> [ITEMS]
>>

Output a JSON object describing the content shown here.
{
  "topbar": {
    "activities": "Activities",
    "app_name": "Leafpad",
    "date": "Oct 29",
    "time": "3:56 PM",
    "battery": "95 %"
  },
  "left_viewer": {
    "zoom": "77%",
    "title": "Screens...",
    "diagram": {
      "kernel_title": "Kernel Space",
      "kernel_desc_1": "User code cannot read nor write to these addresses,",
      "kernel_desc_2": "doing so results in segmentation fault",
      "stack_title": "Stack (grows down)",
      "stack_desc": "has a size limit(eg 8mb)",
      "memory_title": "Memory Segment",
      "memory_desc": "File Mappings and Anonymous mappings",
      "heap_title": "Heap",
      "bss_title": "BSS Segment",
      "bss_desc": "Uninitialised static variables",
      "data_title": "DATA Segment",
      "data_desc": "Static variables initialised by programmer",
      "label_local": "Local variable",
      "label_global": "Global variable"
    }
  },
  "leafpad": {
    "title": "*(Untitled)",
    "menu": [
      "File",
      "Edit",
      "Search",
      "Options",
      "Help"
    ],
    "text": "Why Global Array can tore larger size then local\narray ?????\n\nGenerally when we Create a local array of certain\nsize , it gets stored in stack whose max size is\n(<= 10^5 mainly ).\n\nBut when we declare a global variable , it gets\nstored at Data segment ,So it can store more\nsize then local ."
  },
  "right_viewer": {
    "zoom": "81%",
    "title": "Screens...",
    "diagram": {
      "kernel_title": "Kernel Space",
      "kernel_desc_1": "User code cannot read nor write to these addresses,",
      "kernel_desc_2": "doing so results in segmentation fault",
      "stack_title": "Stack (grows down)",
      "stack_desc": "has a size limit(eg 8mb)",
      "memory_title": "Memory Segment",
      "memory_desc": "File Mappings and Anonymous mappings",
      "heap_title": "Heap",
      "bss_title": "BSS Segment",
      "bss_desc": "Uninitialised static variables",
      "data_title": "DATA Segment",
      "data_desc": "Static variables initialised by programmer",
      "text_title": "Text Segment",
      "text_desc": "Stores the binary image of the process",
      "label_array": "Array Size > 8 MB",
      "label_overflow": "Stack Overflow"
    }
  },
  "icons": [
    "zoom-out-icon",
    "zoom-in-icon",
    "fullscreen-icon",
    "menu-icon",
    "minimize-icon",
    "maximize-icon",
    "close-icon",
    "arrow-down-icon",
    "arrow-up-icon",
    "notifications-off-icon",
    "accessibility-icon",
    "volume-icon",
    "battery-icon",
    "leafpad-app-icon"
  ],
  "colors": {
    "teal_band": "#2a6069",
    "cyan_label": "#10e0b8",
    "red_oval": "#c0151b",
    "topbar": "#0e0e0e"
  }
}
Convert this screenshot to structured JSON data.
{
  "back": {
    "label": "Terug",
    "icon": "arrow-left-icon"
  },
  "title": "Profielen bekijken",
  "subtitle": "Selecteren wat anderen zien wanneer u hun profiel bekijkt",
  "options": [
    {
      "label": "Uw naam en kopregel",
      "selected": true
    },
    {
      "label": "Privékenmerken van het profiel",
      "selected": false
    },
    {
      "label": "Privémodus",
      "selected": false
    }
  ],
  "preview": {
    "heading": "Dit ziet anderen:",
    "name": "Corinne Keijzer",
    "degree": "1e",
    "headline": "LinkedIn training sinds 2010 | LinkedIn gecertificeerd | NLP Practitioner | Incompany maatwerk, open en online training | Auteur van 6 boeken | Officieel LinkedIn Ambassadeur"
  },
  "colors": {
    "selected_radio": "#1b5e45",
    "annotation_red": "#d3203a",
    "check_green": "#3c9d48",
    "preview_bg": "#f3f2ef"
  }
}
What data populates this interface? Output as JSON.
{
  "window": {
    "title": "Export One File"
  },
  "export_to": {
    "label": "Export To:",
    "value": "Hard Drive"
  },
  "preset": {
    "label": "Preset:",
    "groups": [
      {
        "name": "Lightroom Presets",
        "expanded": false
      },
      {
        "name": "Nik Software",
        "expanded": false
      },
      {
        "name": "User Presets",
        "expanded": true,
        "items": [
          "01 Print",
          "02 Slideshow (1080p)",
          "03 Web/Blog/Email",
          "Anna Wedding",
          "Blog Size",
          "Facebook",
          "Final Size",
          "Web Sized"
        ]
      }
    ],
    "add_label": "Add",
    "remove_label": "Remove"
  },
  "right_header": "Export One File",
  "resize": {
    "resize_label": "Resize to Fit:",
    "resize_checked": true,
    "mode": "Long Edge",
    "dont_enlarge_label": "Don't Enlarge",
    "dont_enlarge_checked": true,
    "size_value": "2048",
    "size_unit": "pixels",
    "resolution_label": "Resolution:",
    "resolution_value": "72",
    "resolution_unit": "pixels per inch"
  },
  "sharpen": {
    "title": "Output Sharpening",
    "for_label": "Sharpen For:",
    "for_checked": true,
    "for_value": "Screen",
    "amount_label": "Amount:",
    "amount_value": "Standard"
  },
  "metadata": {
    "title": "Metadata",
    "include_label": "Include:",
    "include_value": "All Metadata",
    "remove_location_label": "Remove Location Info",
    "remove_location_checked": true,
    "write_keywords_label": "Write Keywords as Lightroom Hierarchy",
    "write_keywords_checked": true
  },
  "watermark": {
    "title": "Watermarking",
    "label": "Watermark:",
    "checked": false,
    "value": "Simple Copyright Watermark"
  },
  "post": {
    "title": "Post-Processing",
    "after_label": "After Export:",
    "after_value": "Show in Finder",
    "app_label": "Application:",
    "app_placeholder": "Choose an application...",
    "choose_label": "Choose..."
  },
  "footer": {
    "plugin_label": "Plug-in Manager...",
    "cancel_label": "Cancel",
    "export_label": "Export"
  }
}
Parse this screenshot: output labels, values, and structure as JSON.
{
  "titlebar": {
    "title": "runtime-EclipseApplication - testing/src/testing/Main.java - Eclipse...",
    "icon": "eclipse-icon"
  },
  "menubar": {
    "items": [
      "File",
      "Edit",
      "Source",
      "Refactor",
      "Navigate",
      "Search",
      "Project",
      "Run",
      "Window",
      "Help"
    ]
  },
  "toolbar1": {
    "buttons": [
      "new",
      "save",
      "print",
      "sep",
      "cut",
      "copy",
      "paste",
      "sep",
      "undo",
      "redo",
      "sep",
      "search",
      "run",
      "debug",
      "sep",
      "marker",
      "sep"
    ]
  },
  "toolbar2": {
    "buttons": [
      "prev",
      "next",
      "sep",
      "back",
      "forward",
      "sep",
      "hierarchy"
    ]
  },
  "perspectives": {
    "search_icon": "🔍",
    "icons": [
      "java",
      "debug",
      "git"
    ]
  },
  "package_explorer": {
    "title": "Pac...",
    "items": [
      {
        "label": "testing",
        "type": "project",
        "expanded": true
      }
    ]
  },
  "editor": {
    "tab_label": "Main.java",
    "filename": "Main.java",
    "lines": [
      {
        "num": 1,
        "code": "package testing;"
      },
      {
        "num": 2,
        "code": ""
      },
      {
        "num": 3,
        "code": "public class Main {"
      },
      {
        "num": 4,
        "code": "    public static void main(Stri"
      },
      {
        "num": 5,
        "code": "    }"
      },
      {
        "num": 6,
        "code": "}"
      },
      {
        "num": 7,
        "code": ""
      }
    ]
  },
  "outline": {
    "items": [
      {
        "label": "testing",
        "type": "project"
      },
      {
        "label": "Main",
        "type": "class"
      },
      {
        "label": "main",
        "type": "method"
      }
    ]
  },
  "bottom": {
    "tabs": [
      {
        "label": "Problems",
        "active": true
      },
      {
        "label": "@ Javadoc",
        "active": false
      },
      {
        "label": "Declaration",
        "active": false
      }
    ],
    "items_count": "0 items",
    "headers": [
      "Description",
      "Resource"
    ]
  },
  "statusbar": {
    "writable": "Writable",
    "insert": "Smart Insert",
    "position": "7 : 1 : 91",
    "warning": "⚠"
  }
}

<<

> [WHAT IS ASKED]
Output the records exactly, including every line.

> [TASK RESULT]
Output a JSON object describing the content shown here.
{
  "topbar": {
    "activities": "Activities",
    "app_name": "Leafpad",
    "date": "Oct 29",
    "time": "3:56 PM",
    "battery": "95 %"
  },
  "left_viewer": {
    "zoom": "77%",
    "title": "Screens...",
    "diagram": {
      "kernel_title": "Kernel Space",
      "kernel_desc_1": "User code cannot read nor write to these addresses,",
      "kernel_desc_2": "doing so results in segmentation fault",
      "stack_title": "Stack (grows down)",
      "stack_desc": "has a size limit(eg 8mb)",
      "memory_title": "Memory Segment",
      "memory_desc": "File Mappings and Anonymous mappings",
      "heap_title": "Heap",
      "bss_title": "BSS Segment",
      "bss_desc": "Uninitialised static variables",
      "data_title": "DATA Segment",
      "data_desc": "Static variables initialised by programmer",
      "label_local": "Local variable",
      "label_global": "Global variable"
    }
  },
  "leafpad": {
    "title": "*(Untitled)",
    "menu": [
      "File",
      "Edit",
      "Search",
      "Options",
      "Help"
    ],
    "text": "Why Global Array can tore larger size then local\narray ?????\n\nGenerally when we Create a local array of certain\nsize , it gets stored in stack whose max size is\n(<= 10^5 mainly ).\n\nBut when we declare a global variable , it gets\nstored at Data segment ,So it can store more\nsize then local ."
  },
  "right_viewer": {
    "zoom": "81%",
    "title": "Screens...",
    "diagram": {
      "kernel_title": "Kernel Space",
      "kernel_desc_1": "User code cannot read nor write to these addresses,",
      "kernel_desc_2": "doing so results in segmentation fault",
      "stack_title": "Stack (grows down)",
      "stack_desc": "has a size limit(eg 8mb)",
      "memory_title": "Memory Segment",
      "memory_desc": "File Mappings and Anonymous mappings",
      "heap_title": "Heap",
      "bss_title": "BSS Segment",
      "bss_desc": "Uninitialised static variables",
      "data_title": "DATA Segment",
      "data_desc": "Static variables initialised by programmer",
      "text_title": "Text Segment",
      "text_desc": "Stores the binary image of the process",
      "label_array": "Array Size > 8 MB",
      "label_overflow": "Stack Overflow"
    }
  },
  "icons": [
    "zoom-out-icon",
    "zoom-in-icon",
    "fullscreen-icon",
    "menu-icon",
    "minimize-icon",
    "maximize-icon",
    "close-icon",
    "arrow-down-icon",
    "arrow-up-icon",
    "notifications-off-icon",
    "accessibility-icon",
    "volume-icon",
    "battery-icon",
    "leafpad-app-icon"
  ],
  "colors": {
    "teal_band": "#2a6069",
    "cyan_label": "#10e0b8",
    "red_oval": "#c0151b",
    "topbar": "#0e0e0e"
  }
}
Convert this screenshot to structured JSON data.
{
  "back": {
    "label": "Terug",
    "icon": "arrow-left-icon"
  },
  "title": "Profielen bekijken",
  "subtitle": "Selecteren wat anderen zien wanneer u hun profiel bekijkt",
  "options": [
    {
      "label": "Uw naam en kopregel",
      "selected": true
    },
    {
      "label": "Privékenmerken van het profiel",
      "selected": false
    },
    {
      "label": "Privémodus",
      "selected": false
    }
  ],
  "preview": {
    "heading": "Dit ziet anderen:",
    "name": "Corinne Keijzer",
    "degree": "1e",
    "headline": "LinkedIn training sinds 2010 | LinkedIn gecertificeerd | NLP Practitioner | Incompany maatwerk, open en online training | Auteur van 6 boeken | Officieel LinkedIn Ambassadeur"
  },
  "colors": {
    "selected_radio": "#1b5e45",
    "annotation_red": "#d3203a",
    "check_green": "#3c9d48",
    "preview_bg": "#f3f2ef"
  }
}
What data populates this interface? Output as JSON.
{
  "window": {
    "title": "Export One File"
  },
  "export_to": {
    "label": "Export To:",
    "value": "Hard Drive"
  },
  "preset": {
    "label": "Preset:",
    "groups": [
      {
        "name": "Lightroom Presets",
        "expanded": false
      },
      {
        "name": "Nik Software",
        "expanded": false
      },
      {
        "name": "User Presets",
        "expanded": true,
        "items": [
          "01 Print",
          "02 Slideshow (1080p)",
          "03 Web/Blog/Email",
          "Anna Wedding",
          "Blog Size",
          "Facebook",
          "Final Size",
          "Web Sized"
        ]
      }
    ],
    "add_label": "Add",
    "remove_label": "Remove"
  },
  "right_header": "Export One File",
  "resize": {
    "resize_label": "Resize to Fit:",
    "resize_checked": true,
    "mode": "Long Edge",
    "dont_enlarge_label": "Don't Enlarge",
    "dont_enlarge_checked": true,
    "size_value": "2048",
    "size_unit": "pixels",
    "resolution_label": "Resolution:",
    "resolution_value": "72",
    "resolution_unit": "pixels per inch"
  },
  "sharpen": {
    "title": "Output Sharpening",
    "for_label": "Sharpen For:",
    "for_checked": true,
    "for_value": "Screen",
    "amount_label": "Amount:",
    "amount_value": "Standard"
  },
  "metadata": {
    "title": "Metadata",
    "include_label": "Include:",
    "include_value": "All Metadata",
    "remove_location_label": "Remove Location Info",
    "remove_location_checked": true,
    "write_keywords_label": "Write Keywords as Lightroom Hierarchy",
    "write_keywords_checked": true
  },
  "watermark": {
    "title": "Watermarking",
    "label": "Watermark:",
    "checked": false,
    "value": "Simple Copyright Watermark"
  },
  "post": {
    "title": "Post-Processing",
    "after_label": "After Export:",
    "after_value": "Show in Finder",
    "app_label": "Application:",
    "app_placeholder": "Choose an application...",
    "choose_label": "Choose..."
  },
  "footer": {
    "plugin_label": "Plug-in Manager...",
    "cancel_label": "Cancel",
    "export_label": "Export"
  }
}
Parse this screenshot: output labels, values, and structure as JSON.
{
  "titlebar": {
    "title": "runtime-EclipseApplication - testing/src/testing/Main.java - Eclipse...",
    "icon": "eclipse-icon"
  },
  "menubar": {
    "items": [
      "File",
      "Edit",
      "Source",
      "Refactor",
      "Navigate",
      "Search",
      "Project",
      "Run",
      "Window",
      "Help"
    ]
  },
  "toolbar1": {
    "buttons": [
      "new",
      "save",
      "print",
      "sep",
      "cut",
      "copy",
      "paste",
      "sep",
      "undo",
      "redo",
      "sep",
      "search",
      "run",
      "debug",
      "sep",
      "marker",
      "sep"
    ]
  },
  "toolbar2": {
    "buttons": [
      "prev",
      "next",
      "sep",
      "back",
      "forward",
      "sep",
      "hierarchy"
    ]
  },
  "perspectives": {
    "search_icon": "🔍",
    "icons": [
      "java",
      "debug",
      "git"
    ]
  },
  "package_explorer": {
    "title": "Pac...",
    "items": [
      {
        "label": "testing",
        "type": "project",
        "expanded": true
      }
    ]
  },
  "editor": {
    "tab_label": "Main.java",
    "filename": "Main.java",
    "lines": [
      {
        "num": 1,
        "code": "package testing;"
      },
      {
        "num": 2,
        "code": ""
      },
      {
        "num": 3,
        "code": "public class Main {"
      },
      {
        "num": 4,
        "code": "    public static void main(Stri"
      },
      {
        "num": 5,
        "code": "    }"
      },
      {
        "num": 6,
        "code": "}"
      },
      {
        "num": 7,
        "code": ""
      }
    ]
  },
  "outline": {
    "items": [
      {
        "label": "testing",
        "type": "project"
      },
      {
        "label": "Main",
        "type": "class"
      },
      {
        "label": "main",
        "type": "method"
      }
    ]
  },
  "bottom": {
    "tabs": [
      {
        "label": "Problems",
        "active": true
      },
      {
        "label": "@ Javadoc",
        "active": false
      },
      {
        "label": "Declaration",
        "active": false
      }
    ],
    "items_count": "0 items",
    "headers": [
      "Description",
      "Resource"
    ]
  },
  "statusbar": {
    "writable": "Writable",
    "insert": "Smart Insert",
    "position": "7 : 1 : 91",
    "warning": "⚠"
  }
}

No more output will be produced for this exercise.